— What you have to do —
The output should consist solely of the line containing "What does this" and the lines that follow it through the end of the data below.

[Records from a data source]

━━━

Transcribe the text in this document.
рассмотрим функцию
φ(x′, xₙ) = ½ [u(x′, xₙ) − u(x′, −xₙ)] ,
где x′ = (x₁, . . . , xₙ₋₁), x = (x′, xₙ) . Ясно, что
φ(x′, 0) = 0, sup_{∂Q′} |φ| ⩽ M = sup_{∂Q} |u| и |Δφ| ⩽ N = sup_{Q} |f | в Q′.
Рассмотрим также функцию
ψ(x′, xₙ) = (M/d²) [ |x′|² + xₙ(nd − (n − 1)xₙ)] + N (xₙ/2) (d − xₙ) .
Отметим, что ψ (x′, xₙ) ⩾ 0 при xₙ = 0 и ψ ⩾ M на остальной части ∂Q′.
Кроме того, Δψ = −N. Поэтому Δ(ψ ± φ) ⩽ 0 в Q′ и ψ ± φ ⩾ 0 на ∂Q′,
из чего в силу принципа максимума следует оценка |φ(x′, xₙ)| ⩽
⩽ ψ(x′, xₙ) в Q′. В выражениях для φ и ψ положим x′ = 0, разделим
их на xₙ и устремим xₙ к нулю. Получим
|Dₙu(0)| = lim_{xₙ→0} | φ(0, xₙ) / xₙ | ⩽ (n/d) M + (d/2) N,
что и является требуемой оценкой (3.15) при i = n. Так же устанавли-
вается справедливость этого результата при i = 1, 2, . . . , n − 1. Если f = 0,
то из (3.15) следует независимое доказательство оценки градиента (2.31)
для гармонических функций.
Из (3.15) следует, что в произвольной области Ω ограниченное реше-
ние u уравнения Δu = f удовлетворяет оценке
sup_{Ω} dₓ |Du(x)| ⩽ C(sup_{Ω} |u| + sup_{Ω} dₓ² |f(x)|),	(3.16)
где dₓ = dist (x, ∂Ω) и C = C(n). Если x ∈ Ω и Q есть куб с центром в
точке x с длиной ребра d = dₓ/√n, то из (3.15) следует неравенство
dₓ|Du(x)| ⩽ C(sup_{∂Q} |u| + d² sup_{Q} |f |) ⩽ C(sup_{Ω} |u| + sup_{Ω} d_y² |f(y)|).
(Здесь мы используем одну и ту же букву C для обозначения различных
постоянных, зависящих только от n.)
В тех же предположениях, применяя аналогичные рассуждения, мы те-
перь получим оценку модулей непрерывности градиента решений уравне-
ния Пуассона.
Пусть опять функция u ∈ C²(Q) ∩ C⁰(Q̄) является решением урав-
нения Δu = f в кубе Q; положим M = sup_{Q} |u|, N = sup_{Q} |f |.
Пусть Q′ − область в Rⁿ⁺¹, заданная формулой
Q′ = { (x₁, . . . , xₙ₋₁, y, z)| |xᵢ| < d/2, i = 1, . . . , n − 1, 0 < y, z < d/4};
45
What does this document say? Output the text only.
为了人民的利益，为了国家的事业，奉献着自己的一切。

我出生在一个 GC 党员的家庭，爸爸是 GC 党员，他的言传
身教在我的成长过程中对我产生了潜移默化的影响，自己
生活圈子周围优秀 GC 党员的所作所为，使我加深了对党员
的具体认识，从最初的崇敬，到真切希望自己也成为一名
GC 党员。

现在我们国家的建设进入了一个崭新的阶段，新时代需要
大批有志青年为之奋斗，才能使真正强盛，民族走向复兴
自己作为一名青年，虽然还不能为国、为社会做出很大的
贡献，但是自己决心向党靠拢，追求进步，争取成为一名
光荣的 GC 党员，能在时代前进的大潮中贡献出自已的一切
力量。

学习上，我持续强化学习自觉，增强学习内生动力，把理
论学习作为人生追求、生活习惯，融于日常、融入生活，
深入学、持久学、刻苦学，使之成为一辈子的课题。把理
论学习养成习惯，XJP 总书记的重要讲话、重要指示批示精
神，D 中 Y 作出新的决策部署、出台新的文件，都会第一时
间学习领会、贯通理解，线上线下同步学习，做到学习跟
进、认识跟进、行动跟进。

━━━

— Task output —
What does this document say? Output the text only.
为了人民的利益，为了国家的事业，奉献着自己的一切。

我出生在一个 GC 党员的家庭，爸爸是 GC 党员，他的言传
身教在我的成长过程中对我产生了潜移默化的影响，自己
生活圈子周围优秀 GC 党员的所作所为，使我加深了对党员
的具体认识，从最初的崇敬，到真切希望自己也成为一名
GC 党员。

现在我们国家的建设进入了一个崭新的阶段，新时代需要
大批有志青年为之奋斗，才能使真正强盛，民族走向复兴
自己作为一名青年，虽然还不能为国、为社会做出很大的
贡献，但是自己决心向党靠拢，追求进步，争取成为一名
光荣的 GC 党员，能在时代前进的大潮中贡献出自已的一切
力量。

学习上，我持续强化学习自觉，增强学习内生动力，把理
论学习作为人生追求、生活习惯，融于日常、融入生活，
深入学、持久学、刻苦学，使之成为一辈子的课题。把理
论学习养成习惯，XJP 总书记的重要讲话、重要指示批示精
神，D 中 Y 作出新的决策部署、出台新的文件，都会第一时
间学习领会、贯通理解，线上线下同步学习，做到学习跟
进、认识跟进、行动跟进。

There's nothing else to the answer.